[Dataset items]
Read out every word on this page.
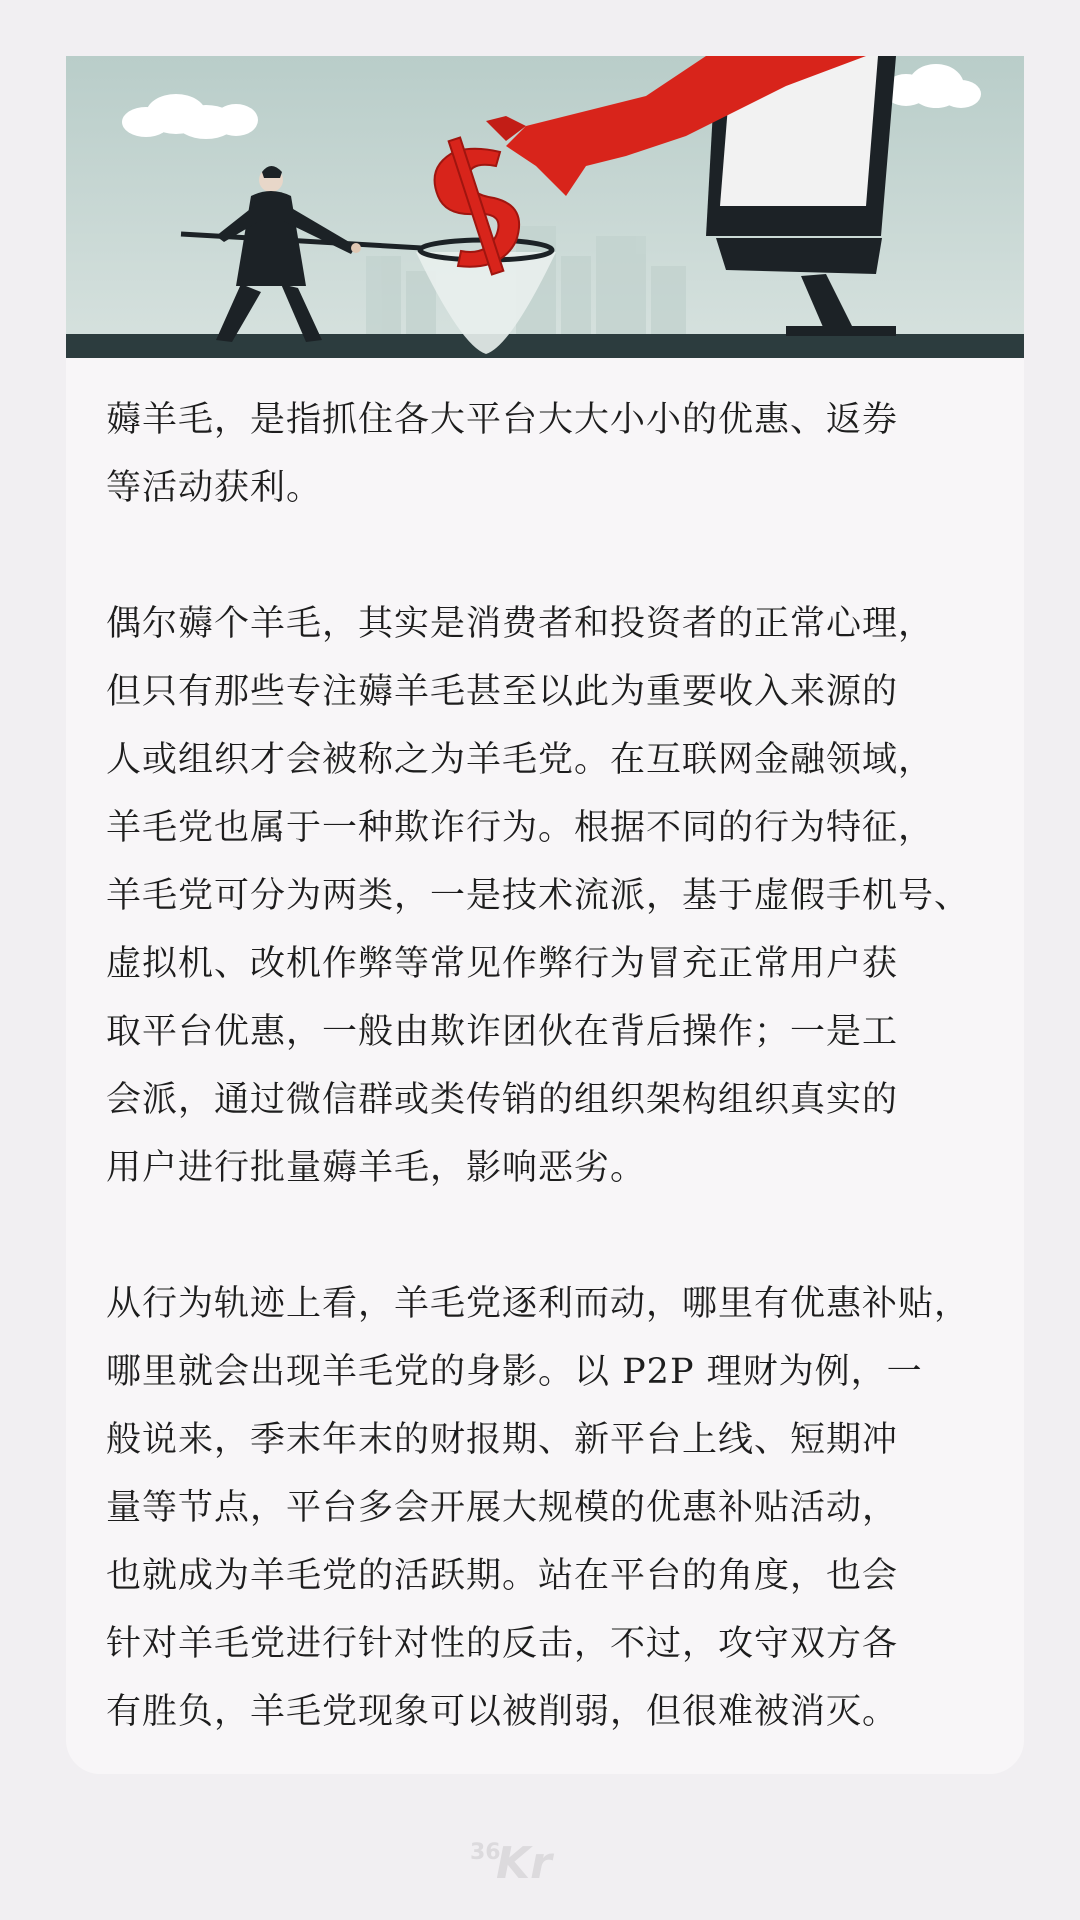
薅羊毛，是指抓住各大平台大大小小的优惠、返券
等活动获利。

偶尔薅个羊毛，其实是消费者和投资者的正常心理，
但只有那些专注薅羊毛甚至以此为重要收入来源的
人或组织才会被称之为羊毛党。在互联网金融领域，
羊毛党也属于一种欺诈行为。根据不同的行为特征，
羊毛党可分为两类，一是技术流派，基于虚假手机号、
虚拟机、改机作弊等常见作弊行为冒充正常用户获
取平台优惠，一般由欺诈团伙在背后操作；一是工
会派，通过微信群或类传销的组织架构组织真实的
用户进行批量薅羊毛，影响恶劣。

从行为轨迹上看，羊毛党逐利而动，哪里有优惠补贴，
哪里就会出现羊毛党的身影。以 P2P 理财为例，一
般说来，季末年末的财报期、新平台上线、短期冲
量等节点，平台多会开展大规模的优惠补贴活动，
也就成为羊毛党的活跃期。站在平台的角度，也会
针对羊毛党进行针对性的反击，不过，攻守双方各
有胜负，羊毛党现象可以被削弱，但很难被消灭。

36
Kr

Do this – Except for the pictures, copy every line of the records above exactly.

Expected answer –
Read out every word on this page.
薅羊毛，是指抓住各大平台大大小小的优惠、返券
等活动获利。

偶尔薅个羊毛，其实是消费者和投资者的正常心理，
但只有那些专注薅羊毛甚至以此为重要收入来源的
人或组织才会被称之为羊毛党。在互联网金融领域，
羊毛党也属于一种欺诈行为。根据不同的行为特征，
羊毛党可分为两类，一是技术流派，基于虚假手机号、
虚拟机、改机作弊等常见作弊行为冒充正常用户获
取平台优惠，一般由欺诈团伙在背后操作；一是工
会派，通过微信群或类传销的组织架构组织真实的
用户进行批量薅羊毛，影响恶劣。

从行为轨迹上看，羊毛党逐利而动，哪里有优惠补贴，
哪里就会出现羊毛党的身影。以 P2P 理财为例，一
般说来，季末年末的财报期、新平台上线、短期冲
量等节点，平台多会开展大规模的优惠补贴活动，
也就成为羊毛党的活跃期。站在平台的角度，也会
针对羊毛党进行针对性的反击，不过，攻守双方各
有胜负，羊毛党现象可以被削弱，但很难被消灭。

36
Kr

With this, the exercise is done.